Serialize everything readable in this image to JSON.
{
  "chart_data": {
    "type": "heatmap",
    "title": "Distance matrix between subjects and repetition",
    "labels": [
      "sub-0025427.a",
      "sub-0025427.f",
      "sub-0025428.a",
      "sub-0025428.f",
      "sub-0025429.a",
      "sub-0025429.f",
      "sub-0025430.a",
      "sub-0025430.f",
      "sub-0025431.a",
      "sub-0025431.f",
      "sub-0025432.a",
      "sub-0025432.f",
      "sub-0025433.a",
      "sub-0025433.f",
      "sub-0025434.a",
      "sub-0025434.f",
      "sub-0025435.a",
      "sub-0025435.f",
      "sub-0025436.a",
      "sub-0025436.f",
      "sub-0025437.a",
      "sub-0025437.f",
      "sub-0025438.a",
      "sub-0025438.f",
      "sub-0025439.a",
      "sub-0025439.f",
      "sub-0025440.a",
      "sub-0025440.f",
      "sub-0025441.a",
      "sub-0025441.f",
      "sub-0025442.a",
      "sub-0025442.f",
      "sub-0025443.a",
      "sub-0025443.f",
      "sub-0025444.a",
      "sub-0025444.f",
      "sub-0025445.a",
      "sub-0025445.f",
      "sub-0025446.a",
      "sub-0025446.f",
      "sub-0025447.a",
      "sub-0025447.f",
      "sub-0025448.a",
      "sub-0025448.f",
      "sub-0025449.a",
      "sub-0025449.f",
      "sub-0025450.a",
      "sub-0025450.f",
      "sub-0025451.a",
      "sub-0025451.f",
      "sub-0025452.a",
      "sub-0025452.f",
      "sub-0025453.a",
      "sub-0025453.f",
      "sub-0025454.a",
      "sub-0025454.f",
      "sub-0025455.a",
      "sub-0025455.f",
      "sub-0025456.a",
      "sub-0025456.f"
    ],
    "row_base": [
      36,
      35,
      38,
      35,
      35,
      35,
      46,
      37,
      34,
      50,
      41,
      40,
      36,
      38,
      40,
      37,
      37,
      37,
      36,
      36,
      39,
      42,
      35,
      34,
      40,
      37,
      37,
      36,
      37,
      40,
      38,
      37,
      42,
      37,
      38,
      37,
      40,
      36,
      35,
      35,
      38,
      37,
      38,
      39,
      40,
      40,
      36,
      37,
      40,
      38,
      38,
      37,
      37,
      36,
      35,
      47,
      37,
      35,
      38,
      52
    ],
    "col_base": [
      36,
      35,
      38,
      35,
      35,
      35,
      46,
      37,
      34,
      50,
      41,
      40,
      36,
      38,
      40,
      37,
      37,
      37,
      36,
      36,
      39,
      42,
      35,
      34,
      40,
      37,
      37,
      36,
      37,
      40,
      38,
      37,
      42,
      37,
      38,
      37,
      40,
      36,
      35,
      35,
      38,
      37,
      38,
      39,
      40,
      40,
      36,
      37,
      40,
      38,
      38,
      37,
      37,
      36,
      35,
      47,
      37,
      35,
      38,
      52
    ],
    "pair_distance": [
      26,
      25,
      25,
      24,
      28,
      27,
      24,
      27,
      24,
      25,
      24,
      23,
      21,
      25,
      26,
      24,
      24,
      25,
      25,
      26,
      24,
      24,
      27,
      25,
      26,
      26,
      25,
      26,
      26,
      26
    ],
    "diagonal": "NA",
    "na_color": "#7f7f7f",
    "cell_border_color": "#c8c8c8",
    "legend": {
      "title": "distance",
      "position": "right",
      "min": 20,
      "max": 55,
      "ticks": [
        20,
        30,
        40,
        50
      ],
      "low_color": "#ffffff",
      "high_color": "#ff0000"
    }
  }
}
---
Set down the entries verbatim, leaving none out.

Serialize everything readable in this image to JSON.
{
  "chart_data": {
    "type": "heatmap",
    "title": "Distance matrix between subjects and repetition",
    "labels": [
      "sub-0025427.a",
      "sub-0025427.f",
      "sub-0025428.a",
      "sub-0025428.f",
      "sub-0025429.a",
      "sub-0025429.f",
      "sub-0025430.a",
      "sub-0025430.f",
      "sub-0025431.a",
      "sub-0025431.f",
      "sub-0025432.a",
      "sub-0025432.f",
      "sub-0025433.a",
      "sub-0025433.f",
      "sub-0025434.a",
      "sub-0025434.f",
      "sub-0025435.a",
      "sub-0025435.f",
      "sub-0025436.a",
      "sub-0025436.f",
      "sub-0025437.a",
      "sub-0025437.f",
      "sub-0025438.a",
      "sub-0025438.f",
      "sub-0025439.a",
      "sub-0025439.f",
      "sub-0025440.a",
      "sub-0025440.f",
      "sub-0025441.a",
      "sub-0025441.f",
      "sub-0025442.a",
      "sub-0025442.f",
      "sub-0025443.a",
      "sub-0025443.f",
      "sub-0025444.a",
      "sub-0025444.f",
      "sub-0025445.a",
      "sub-0025445.f",
      "sub-0025446.a",
      "sub-0025446.f",
      "sub-0025447.a",
      "sub-0025447.f",
      "sub-0025448.a",
      "sub-0025448.f",
      "sub-0025449.a",
      "sub-0025449.f",
      "sub-0025450.a",
      "sub-0025450.f",
      "sub-0025451.a",
      "sub-0025451.f",
      "sub-0025452.a",
      "sub-0025452.f",
      "sub-0025453.a",
      "sub-0025453.f",
      "sub-0025454.a",
      "sub-0025454.f",
      "sub-0025455.a",
      "sub-0025455.f",
      "sub-0025456.a",
      "sub-0025456.f"
    ],
    "row_base": [
      36,
      35,
      38,
      35,
      35,
      35,
      46,
      37,
      34,
      50,
      41,
      40,
      36,
      38,
      40,
      37,
      37,
      37,
      36,
      36,
      39,
      42,
      35,
      34,
      40,
      37,
      37,
      36,
      37,
      40,
      38,
      37,
      42,
      37,
      38,
      37,
      40,
      36,
      35,
      35,
      38,
      37,
      38,
      39,
      40,
      40,
      36,
      37,
      40,
      38,
      38,
      37,
      37,
      36,
      35,
      47,
      37,
      35,
      38,
      52
    ],
    "col_base": [
      36,
      35,
      38,
      35,
      35,
      35,
      46,
      37,
      34,
      50,
      41,
      40,
      36,
      38,
      40,
      37,
      37,
      37,
      36,
      36,
      39,
      42,
      35,
      34,
      40,
      37,
      37,
      36,
      37,
      40,
      38,
      37,
      42,
      37,
      38,
      37,
      40,
      36,
      35,
      35,
      38,
      37,
      38,
      39,
      40,
      40,
      36,
      37,
      40,
      38,
      38,
      37,
      37,
      36,
      35,
      47,
      37,
      35,
      38,
      52
    ],
    "pair_distance": [
      26,
      25,
      25,
      24,
      28,
      27,
      24,
      27,
      24,
      25,
      24,
      23,
      21,
      25,
      26,
      24,
      24,
      25,
      25,
      26,
      24,
      24,
      27,
      25,
      26,
      26,
      25,
      26,
      26,
      26
    ],
    "diagonal": "NA",
    "na_color": "#7f7f7f",
    "cell_border_color": "#c8c8c8",
    "legend": {
      "title": "distance",
      "position": "right",
      "min": 20,
      "max": 55,
      "ticks": [
        20,
        30,
        40,
        50
      ],
      "low_color": "#ffffff",
      "high_color": "#ff0000"
    }
  }
}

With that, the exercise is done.